==== EXERCISE MATERIALS ====
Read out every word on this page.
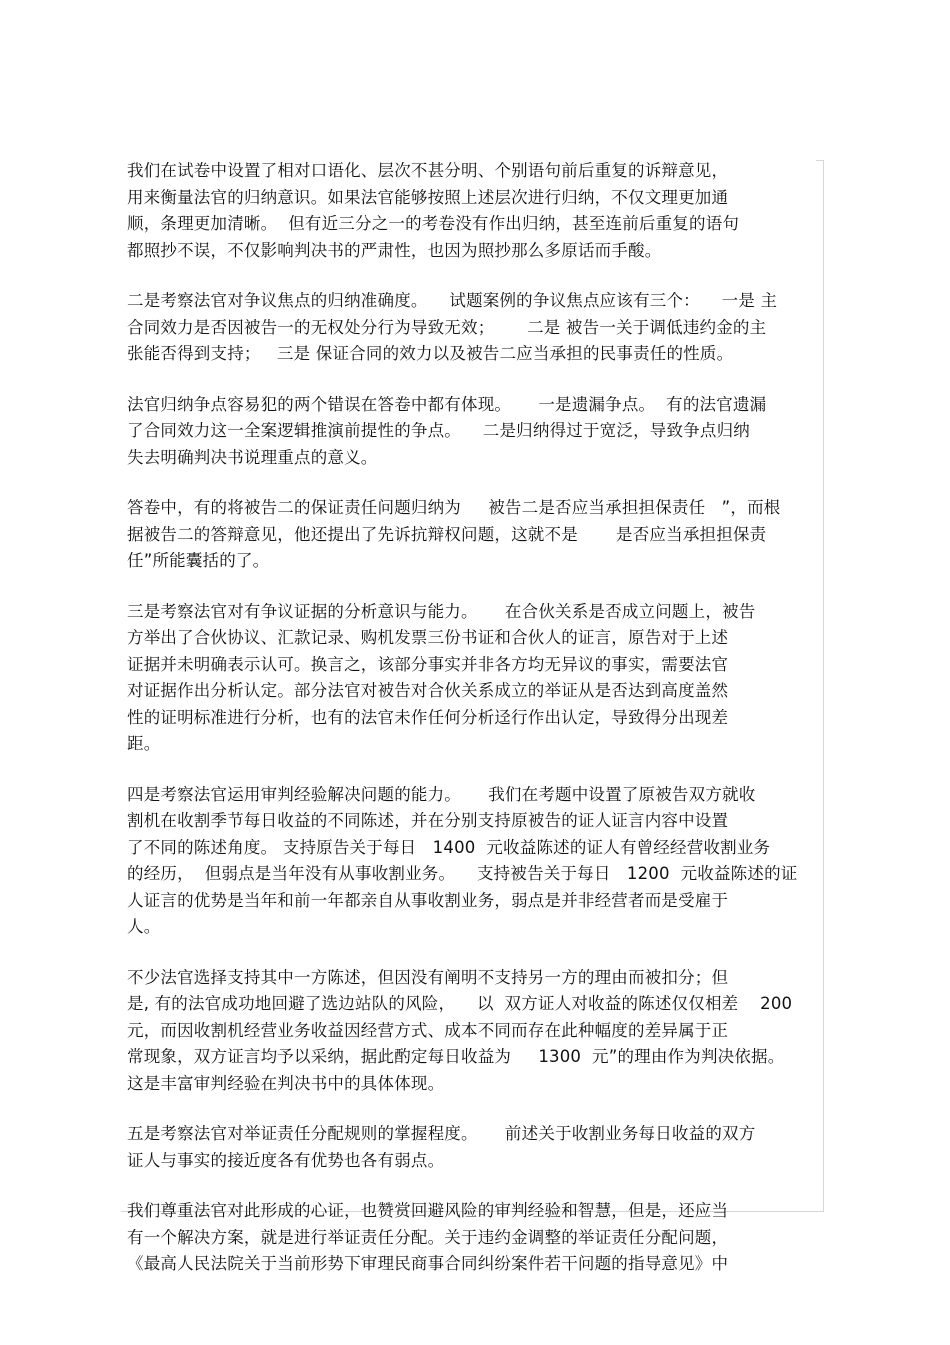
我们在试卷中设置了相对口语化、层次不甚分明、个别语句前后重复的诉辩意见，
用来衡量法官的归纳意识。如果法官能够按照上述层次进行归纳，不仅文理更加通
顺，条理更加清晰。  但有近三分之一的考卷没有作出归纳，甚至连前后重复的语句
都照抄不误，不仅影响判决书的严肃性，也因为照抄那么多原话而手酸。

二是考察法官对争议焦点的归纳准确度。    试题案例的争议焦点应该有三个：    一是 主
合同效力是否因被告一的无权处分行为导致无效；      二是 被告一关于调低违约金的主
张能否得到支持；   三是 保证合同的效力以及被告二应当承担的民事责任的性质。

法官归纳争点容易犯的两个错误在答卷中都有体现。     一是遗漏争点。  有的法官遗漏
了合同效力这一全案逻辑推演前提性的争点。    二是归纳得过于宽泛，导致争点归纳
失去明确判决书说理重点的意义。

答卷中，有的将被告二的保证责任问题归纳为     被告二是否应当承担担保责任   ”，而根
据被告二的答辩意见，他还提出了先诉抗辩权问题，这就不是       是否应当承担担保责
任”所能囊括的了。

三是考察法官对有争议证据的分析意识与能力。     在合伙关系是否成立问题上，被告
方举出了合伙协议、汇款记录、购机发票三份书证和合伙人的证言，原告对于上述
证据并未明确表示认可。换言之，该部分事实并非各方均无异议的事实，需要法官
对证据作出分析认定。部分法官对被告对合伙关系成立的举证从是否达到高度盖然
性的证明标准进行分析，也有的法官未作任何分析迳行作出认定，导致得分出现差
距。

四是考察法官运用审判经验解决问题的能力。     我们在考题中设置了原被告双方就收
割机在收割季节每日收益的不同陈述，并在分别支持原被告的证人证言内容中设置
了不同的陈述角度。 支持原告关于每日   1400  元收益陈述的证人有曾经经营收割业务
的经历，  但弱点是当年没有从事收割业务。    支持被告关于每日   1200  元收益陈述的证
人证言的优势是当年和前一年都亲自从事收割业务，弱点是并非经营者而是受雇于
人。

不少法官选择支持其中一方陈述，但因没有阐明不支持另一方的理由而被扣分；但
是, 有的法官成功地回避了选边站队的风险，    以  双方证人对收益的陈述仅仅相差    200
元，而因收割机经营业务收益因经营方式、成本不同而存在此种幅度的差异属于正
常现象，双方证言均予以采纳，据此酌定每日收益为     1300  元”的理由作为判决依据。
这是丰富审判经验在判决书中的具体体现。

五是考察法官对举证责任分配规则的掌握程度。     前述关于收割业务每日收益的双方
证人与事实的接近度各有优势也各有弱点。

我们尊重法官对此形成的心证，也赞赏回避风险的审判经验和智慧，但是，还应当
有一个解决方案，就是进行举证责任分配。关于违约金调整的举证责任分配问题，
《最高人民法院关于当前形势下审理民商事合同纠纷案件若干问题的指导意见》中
====
» GIVEN PROBLEM
Above are records with pictures; repeat the records exactly and leave the pictures out.

» RESULT
Read out every word on this page.
我们在试卷中设置了相对口语化、层次不甚分明、个别语句前后重复的诉辩意见，
用来衡量法官的归纳意识。如果法官能够按照上述层次进行归纳，不仅文理更加通
顺，条理更加清晰。  但有近三分之一的考卷没有作出归纳，甚至连前后重复的语句
都照抄不误，不仅影响判决书的严肃性，也因为照抄那么多原话而手酸。

二是考察法官对争议焦点的归纳准确度。    试题案例的争议焦点应该有三个：    一是 主
合同效力是否因被告一的无权处分行为导致无效；      二是 被告一关于调低违约金的主
张能否得到支持；   三是 保证合同的效力以及被告二应当承担的民事责任的性质。

法官归纳争点容易犯的两个错误在答卷中都有体现。     一是遗漏争点。  有的法官遗漏
了合同效力这一全案逻辑推演前提性的争点。    二是归纳得过于宽泛，导致争点归纳
失去明确判决书说理重点的意义。

答卷中，有的将被告二的保证责任问题归纳为     被告二是否应当承担担保责任   ”，而根
据被告二的答辩意见，他还提出了先诉抗辩权问题，这就不是       是否应当承担担保责
任”所能囊括的了。

三是考察法官对有争议证据的分析意识与能力。     在合伙关系是否成立问题上，被告
方举出了合伙协议、汇款记录、购机发票三份书证和合伙人的证言，原告对于上述
证据并未明确表示认可。换言之，该部分事实并非各方均无异议的事实，需要法官
对证据作出分析认定。部分法官对被告对合伙关系成立的举证从是否达到高度盖然
性的证明标准进行分析，也有的法官未作任何分析迳行作出认定，导致得分出现差
距。

四是考察法官运用审判经验解决问题的能力。     我们在考题中设置了原被告双方就收
割机在收割季节每日收益的不同陈述，并在分别支持原被告的证人证言内容中设置
了不同的陈述角度。 支持原告关于每日   1400  元收益陈述的证人有曾经经营收割业务
的经历，  但弱点是当年没有从事收割业务。    支持被告关于每日   1200  元收益陈述的证
人证言的优势是当年和前一年都亲自从事收割业务，弱点是并非经营者而是受雇于
人。

不少法官选择支持其中一方陈述，但因没有阐明不支持另一方的理由而被扣分；但
是, 有的法官成功地回避了选边站队的风险，    以  双方证人对收益的陈述仅仅相差    200
元，而因收割机经营业务收益因经营方式、成本不同而存在此种幅度的差异属于正
常现象，双方证言均予以采纳，据此酌定每日收益为     1300  元”的理由作为判决依据。
这是丰富审判经验在判决书中的具体体现。

五是考察法官对举证责任分配规则的掌握程度。     前述关于收割业务每日收益的双方
证人与事实的接近度各有优势也各有弱点。

我们尊重法官对此形成的心证，也赞赏回避风险的审判经验和智慧，但是，还应当
有一个解决方案，就是进行举证责任分配。关于违约金调整的举证责任分配问题，
《最高人民法院关于当前形势下审理民商事合同纠纷案件若干问题的指导意见》中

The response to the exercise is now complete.